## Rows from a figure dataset
=======
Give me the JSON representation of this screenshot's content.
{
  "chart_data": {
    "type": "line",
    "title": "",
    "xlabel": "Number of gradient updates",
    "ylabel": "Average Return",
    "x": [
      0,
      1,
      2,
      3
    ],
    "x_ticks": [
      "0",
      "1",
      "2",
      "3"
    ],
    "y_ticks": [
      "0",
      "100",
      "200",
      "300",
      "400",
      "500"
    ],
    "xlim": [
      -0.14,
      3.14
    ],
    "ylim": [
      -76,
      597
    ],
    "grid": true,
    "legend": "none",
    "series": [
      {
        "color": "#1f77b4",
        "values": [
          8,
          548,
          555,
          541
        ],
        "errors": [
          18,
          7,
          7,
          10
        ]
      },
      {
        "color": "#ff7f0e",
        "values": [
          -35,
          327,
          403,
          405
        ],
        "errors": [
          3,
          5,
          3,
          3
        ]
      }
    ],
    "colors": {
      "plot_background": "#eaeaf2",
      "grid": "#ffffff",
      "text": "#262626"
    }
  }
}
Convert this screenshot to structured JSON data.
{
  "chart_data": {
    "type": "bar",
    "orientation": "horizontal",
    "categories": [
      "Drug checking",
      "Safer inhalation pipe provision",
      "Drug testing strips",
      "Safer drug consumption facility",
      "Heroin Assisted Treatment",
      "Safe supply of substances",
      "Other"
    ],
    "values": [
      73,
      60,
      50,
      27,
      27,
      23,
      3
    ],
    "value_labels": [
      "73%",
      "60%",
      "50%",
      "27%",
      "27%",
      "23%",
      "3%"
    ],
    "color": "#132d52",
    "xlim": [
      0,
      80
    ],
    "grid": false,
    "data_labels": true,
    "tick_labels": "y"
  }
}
=======
## Exercise description
Nothing in the data may differ; print all of it exactly as written.

## Reply to the task
Give me the JSON representation of this screenshot's content.
{
  "chart_data": {
    "type": "line",
    "title": "",
    "xlabel": "Number of gradient updates",
    "ylabel": "Average Return",
    "x": [
      0,
      1,
      2,
      3
    ],
    "x_ticks": [
      "0",
      "1",
      "2",
      "3"
    ],
    "y_ticks": [
      "0",
      "100",
      "200",
      "300",
      "400",
      "500"
    ],
    "xlim": [
      -0.14,
      3.14
    ],
    "ylim": [
      -76,
      597
    ],
    "grid": true,
    "legend": "none",
    "series": [
      {
        "color": "#1f77b4",
        "values": [
          8,
          548,
          555,
          541
        ],
        "errors": [
          18,
          7,
          7,
          10
        ]
      },
      {
        "color": "#ff7f0e",
        "values": [
          -35,
          327,
          403,
          405
        ],
        "errors": [
          3,
          5,
          3,
          3
        ]
      }
    ],
    "colors": {
      "plot_background": "#eaeaf2",
      "grid": "#ffffff",
      "text": "#262626"
    }
  }
}
Convert this screenshot to structured JSON data.
{
  "chart_data": {
    "type": "bar",
    "orientation": "horizontal",
    "categories": [
      "Drug checking",
      "Safer inhalation pipe provision",
      "Drug testing strips",
      "Safer drug consumption facility",
      "Heroin Assisted Treatment",
      "Safe supply of substances",
      "Other"
    ],
    "values": [
      73,
      60,
      50,
      27,
      27,
      23,
      3
    ],
    "value_labels": [
      "73%",
      "60%",
      "50%",
      "27%",
      "27%",
      "23%",
      "3%"
    ],
    "color": "#132d52",
    "xlim": [
      0,
      80
    ],
    "grid": false,
    "data_labels": true,
    "tick_labels": "y"
  }
}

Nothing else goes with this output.